§ WORK TO BE COMPLETED
Copy out all lines where "image" appears.

********************

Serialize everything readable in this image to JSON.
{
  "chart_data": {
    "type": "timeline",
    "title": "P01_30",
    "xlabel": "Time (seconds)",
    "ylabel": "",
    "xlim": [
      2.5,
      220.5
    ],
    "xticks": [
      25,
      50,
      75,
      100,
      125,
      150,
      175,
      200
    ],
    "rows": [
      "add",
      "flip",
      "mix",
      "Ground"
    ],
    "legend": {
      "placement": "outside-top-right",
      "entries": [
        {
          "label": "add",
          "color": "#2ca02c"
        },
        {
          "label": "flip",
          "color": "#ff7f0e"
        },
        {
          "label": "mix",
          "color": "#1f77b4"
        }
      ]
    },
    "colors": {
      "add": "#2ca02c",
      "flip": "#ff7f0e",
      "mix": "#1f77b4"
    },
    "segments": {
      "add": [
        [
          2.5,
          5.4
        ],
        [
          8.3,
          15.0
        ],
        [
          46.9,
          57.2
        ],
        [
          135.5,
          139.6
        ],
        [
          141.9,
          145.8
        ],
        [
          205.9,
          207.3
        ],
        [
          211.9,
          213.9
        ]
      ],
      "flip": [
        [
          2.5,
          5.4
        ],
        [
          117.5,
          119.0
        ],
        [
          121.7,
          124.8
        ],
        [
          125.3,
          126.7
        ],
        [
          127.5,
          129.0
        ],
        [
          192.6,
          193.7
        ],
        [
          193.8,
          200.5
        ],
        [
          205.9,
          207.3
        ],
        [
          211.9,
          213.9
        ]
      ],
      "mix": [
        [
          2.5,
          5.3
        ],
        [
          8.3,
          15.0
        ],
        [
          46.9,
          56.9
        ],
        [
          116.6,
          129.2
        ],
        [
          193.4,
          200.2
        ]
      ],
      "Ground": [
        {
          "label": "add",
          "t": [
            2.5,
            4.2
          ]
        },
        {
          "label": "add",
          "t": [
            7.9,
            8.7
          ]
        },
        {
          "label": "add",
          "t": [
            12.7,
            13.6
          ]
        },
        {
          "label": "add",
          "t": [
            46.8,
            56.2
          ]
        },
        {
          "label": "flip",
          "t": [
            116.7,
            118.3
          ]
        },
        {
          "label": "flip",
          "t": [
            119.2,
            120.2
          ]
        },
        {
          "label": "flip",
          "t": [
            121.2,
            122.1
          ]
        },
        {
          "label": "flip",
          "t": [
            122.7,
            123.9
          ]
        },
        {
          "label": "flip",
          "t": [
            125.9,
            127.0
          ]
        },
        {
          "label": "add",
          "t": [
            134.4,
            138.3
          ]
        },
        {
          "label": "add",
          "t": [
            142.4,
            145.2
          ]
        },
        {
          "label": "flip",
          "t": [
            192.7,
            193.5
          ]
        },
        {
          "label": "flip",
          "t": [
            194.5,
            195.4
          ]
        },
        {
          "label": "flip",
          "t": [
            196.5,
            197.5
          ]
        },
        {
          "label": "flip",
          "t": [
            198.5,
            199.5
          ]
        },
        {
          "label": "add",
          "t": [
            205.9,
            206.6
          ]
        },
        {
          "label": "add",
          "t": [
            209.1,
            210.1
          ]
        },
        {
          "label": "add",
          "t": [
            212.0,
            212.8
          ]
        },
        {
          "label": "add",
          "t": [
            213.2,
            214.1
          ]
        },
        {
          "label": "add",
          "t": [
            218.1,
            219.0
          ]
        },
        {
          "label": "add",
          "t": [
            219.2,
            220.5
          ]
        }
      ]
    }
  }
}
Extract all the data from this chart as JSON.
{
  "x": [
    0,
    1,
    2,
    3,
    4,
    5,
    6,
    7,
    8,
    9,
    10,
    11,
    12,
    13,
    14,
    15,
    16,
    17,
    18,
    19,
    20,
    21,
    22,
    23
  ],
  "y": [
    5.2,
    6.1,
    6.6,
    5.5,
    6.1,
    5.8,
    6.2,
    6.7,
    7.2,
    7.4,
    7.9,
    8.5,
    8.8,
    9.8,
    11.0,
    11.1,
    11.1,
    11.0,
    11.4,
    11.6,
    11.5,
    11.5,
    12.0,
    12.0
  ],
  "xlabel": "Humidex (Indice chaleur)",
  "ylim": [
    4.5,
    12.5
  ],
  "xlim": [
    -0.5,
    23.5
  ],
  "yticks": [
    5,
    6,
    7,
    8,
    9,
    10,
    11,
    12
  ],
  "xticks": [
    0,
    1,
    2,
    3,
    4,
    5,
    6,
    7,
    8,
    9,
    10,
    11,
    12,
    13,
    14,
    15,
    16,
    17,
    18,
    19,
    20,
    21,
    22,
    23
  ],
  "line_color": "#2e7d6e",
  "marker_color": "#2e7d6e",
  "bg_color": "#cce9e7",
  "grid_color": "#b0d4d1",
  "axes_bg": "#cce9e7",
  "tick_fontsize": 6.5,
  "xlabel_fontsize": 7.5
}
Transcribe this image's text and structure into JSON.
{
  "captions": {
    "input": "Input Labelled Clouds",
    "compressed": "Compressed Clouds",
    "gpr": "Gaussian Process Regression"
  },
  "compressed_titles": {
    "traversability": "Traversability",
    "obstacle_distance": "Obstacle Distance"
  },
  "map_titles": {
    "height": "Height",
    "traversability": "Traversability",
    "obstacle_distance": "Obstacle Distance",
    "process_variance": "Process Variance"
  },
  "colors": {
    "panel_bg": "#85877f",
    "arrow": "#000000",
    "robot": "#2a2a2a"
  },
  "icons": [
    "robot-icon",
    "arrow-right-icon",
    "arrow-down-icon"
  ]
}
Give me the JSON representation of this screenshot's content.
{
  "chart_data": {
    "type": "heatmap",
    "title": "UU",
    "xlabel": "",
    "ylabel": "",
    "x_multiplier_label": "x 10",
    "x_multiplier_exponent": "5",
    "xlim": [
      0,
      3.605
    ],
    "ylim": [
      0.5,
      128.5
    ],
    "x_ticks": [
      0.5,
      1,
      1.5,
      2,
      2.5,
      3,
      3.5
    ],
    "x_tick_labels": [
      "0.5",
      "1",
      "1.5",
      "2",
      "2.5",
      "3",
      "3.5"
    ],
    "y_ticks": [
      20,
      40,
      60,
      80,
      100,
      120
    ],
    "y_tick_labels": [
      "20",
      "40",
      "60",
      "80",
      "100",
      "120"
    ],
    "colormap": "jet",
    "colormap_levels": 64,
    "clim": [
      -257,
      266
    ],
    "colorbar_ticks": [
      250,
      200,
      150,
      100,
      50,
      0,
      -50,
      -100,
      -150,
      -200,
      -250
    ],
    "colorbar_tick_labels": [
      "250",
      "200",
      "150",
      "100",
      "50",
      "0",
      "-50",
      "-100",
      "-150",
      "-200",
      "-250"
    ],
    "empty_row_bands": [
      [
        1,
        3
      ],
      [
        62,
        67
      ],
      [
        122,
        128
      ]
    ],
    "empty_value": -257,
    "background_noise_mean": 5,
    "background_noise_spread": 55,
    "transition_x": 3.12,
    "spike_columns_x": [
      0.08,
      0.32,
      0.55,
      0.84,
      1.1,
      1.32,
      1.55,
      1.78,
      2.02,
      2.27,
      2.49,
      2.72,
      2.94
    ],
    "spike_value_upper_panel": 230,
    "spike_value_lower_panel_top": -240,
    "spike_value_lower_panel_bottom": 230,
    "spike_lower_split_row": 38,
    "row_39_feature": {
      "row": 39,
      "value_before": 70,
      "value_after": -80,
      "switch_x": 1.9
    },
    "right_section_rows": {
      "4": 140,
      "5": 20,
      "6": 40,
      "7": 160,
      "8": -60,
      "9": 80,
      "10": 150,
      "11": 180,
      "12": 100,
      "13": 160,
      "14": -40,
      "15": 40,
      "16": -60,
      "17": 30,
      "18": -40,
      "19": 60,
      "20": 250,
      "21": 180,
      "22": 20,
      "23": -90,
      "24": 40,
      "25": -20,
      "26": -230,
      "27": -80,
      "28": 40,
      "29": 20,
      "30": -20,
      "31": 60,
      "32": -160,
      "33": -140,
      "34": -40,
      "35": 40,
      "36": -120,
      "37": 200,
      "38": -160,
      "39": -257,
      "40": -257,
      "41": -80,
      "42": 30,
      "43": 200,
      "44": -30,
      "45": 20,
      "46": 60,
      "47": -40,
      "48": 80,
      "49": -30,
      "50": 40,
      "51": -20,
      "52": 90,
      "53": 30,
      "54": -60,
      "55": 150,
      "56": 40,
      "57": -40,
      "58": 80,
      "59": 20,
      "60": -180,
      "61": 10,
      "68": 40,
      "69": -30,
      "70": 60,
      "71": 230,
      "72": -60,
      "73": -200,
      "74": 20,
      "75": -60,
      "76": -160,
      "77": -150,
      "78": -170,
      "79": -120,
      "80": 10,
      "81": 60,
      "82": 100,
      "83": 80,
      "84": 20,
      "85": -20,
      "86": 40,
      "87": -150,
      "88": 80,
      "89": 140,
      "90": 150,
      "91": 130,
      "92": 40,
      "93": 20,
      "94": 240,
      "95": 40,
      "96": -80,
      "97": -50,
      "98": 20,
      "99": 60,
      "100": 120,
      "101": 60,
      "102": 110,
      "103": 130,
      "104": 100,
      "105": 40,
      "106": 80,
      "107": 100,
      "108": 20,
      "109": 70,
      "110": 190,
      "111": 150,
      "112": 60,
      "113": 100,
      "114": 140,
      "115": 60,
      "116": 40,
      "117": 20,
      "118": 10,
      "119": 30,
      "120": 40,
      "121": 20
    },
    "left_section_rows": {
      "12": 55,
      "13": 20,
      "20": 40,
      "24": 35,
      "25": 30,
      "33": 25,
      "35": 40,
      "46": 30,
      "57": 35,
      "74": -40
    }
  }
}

********************

§ TASK RESPONSE
Serialize everything readable in this image to JSON.
Transcribe this image's text and structure into JSON.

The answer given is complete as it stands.